(Element boundary rows)
*-*-*

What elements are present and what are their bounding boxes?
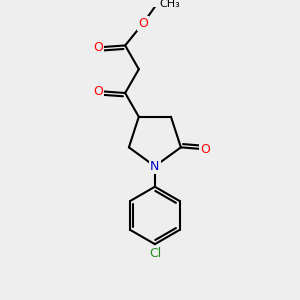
Text: O: O bbox=[200, 143, 210, 156]
Text: N: N bbox=[150, 160, 160, 173]
Text: O: O bbox=[138, 17, 148, 30]
Text: CH₃: CH₃ bbox=[160, 0, 180, 9]
Text: O: O bbox=[93, 41, 103, 54]
Text: Cl: Cl bbox=[149, 248, 161, 260]
Text: O: O bbox=[93, 85, 103, 98]
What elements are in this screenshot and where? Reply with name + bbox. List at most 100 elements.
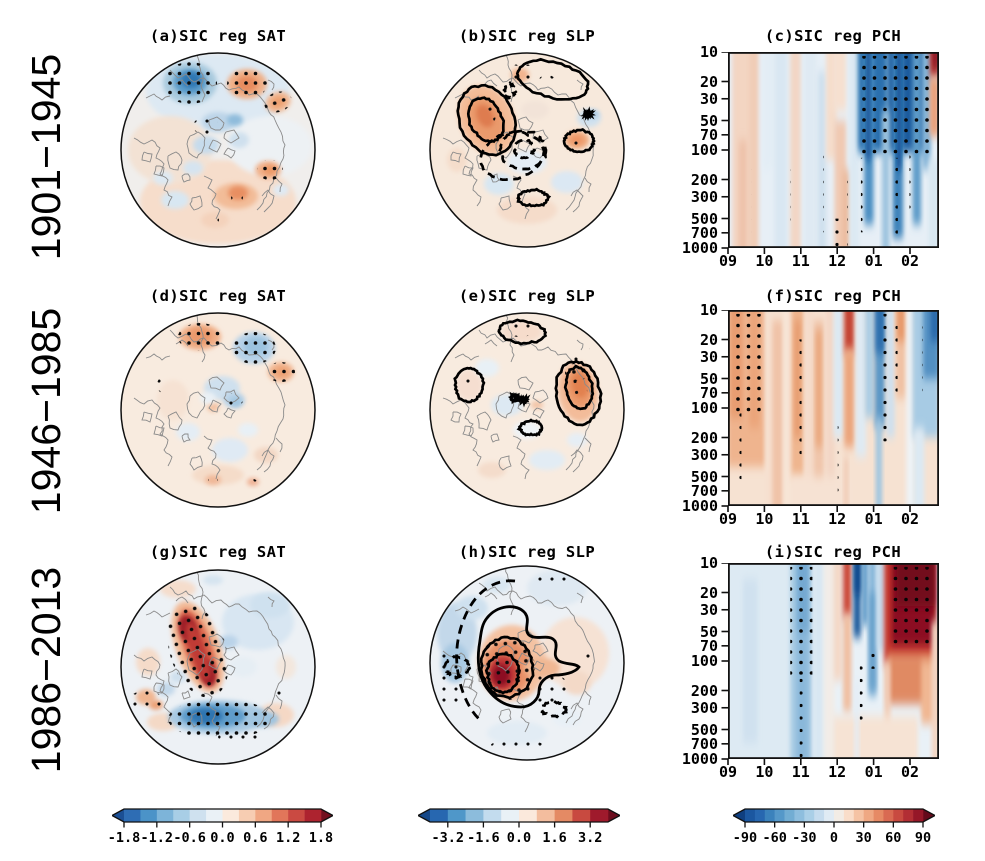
pressure-tick-label: 20 (699, 330, 718, 349)
colorbar-tick-label: 1.8 (308, 830, 334, 846)
stipple-region (437, 658, 461, 708)
coastline-path (576, 79, 584, 91)
heatmap-band (853, 563, 861, 638)
stipple-region (859, 664, 865, 728)
map-panel-d (120, 312, 316, 508)
heatmap-band (791, 476, 855, 506)
month-tick-label: 10 (755, 763, 774, 781)
stipple-region (222, 372, 228, 378)
stipple-region (208, 476, 218, 484)
colorbar-arrow-left (418, 809, 430, 822)
colorbar-tick-label: 0.0 (506, 830, 532, 846)
heatmap-band (875, 417, 883, 506)
pressure-tick-label: 500 (690, 209, 718, 228)
stipple-region (213, 217, 219, 223)
stipple-region (513, 68, 531, 82)
coastline-path (517, 139, 531, 153)
coastline-path (223, 407, 236, 419)
colorbar-tick-label: -60 (762, 830, 787, 846)
coastline-path (442, 650, 482, 720)
heatmap-frame (727, 310, 939, 506)
anomaly-blob (238, 423, 258, 437)
coastline-path (490, 173, 500, 183)
stipple-region (892, 157, 898, 241)
heatmap-band (826, 310, 835, 506)
colorbar-tick-label: -1.2 (140, 830, 174, 846)
coastline-path (181, 433, 191, 443)
stipple-region (482, 105, 496, 123)
slp-contour-positive (515, 393, 531, 408)
stipple-region (163, 62, 217, 104)
colorbar-segment (483, 809, 502, 822)
coastline-path (196, 571, 206, 620)
coastline-path (275, 437, 283, 453)
anomaly-blob (227, 114, 243, 126)
coastline-path (153, 682, 165, 694)
month-tick-label: 01 (864, 510, 883, 528)
colorbar-tick-label: -0.6 (173, 830, 206, 846)
pressure-tick-label: 700 (690, 734, 718, 753)
slp-contour-positive (484, 652, 521, 695)
stipple-region (799, 670, 805, 759)
heatmap-band (855, 310, 867, 457)
coastline-path (517, 116, 534, 131)
anomaly-blob (200, 392, 216, 404)
map-interior (430, 566, 624, 760)
stipple-region (790, 566, 813, 675)
month-tick-label: 11 (791, 763, 810, 781)
colorbar-segment (754, 809, 766, 822)
coastline-path (498, 195, 512, 211)
stipple-region (174, 361, 182, 369)
colorbar-segment (794, 809, 805, 822)
heatmap-band (813, 563, 825, 759)
coastline-path (570, 702, 584, 726)
stipple-region (249, 479, 257, 485)
coastline-path (167, 411, 183, 431)
anomaly-blob (203, 575, 223, 585)
anomaly-blob (475, 359, 499, 377)
colorbar-tick-label: 0.6 (243, 830, 268, 846)
stipple-region (889, 566, 933, 650)
heatmap-band (886, 310, 895, 438)
colorbar-segment (304, 809, 322, 822)
stipple-region (277, 687, 289, 703)
coastline-path (133, 137, 173, 207)
pressure-tick-label: 500 (690, 720, 718, 739)
stipple-region (265, 483, 271, 487)
stipple-region (781, 462, 787, 503)
panel-title-c: (c)SIC reg PCH (764, 27, 902, 45)
anomaly-blob (212, 438, 248, 462)
heatmap-band (783, 310, 793, 506)
month-tick-label: 10 (755, 510, 774, 528)
coastline-path (484, 339, 498, 347)
coastline-path (478, 582, 595, 724)
colorbar-segment (536, 809, 555, 822)
heatmap-band (906, 310, 915, 506)
coastline-path (462, 678, 474, 690)
map-circle-border (120, 569, 316, 765)
stipple-region (565, 362, 589, 382)
coastline-path (261, 189, 275, 213)
slp-contour-negative (479, 130, 546, 182)
coastline-path (517, 399, 531, 413)
map-interior (121, 570, 315, 764)
coastline-path (442, 137, 482, 207)
coastline-path (267, 596, 275, 608)
anomaly-blob (563, 671, 591, 695)
month-tick-label: 11 (791, 510, 810, 528)
heatmap-band (930, 310, 939, 342)
stipple-region (463, 377, 471, 387)
colorbar-tick-label: -1.8 (107, 830, 141, 846)
anomaly-blob (157, 682, 175, 696)
stipple-region (909, 153, 915, 213)
heatmap-band (913, 427, 925, 506)
colorbar-tick-label: 0 (829, 830, 839, 846)
stipple-region (855, 55, 930, 158)
heatmap-interior (728, 563, 939, 759)
pressure-tick-label: 700 (690, 223, 718, 242)
heatmap-band (875, 310, 886, 354)
pressure-tick-label: 100 (690, 652, 718, 670)
anomaly-blob (553, 709, 581, 727)
heatmap-frame (727, 52, 939, 248)
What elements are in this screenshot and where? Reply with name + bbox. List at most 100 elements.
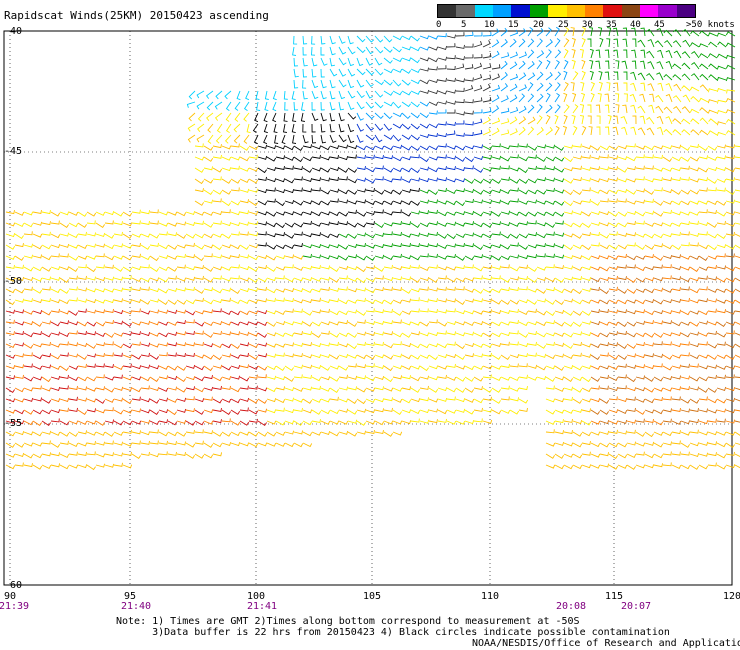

*-*-*

Task brief ▸ Copy the rows word for word, beginning at the line that contains "Text: O: O bbox=[200, 143, 210, 156]" and stopping after the line that contains "Text: O: O bbox=[93, 85, 103, 98]".

The completed task ▸
Text: O: O bbox=[200, 143, 210, 156]
Text: N: N bbox=[150, 160, 160, 173]
Text: O: O bbox=[138, 17, 148, 30]
Text: CH₃: CH₃ bbox=[160, 0, 180, 9]
Text: O: O bbox=[93, 41, 103, 54]
Text: Cl: Cl bbox=[149, 248, 161, 260]
Text: O: O bbox=[93, 85, 103, 98]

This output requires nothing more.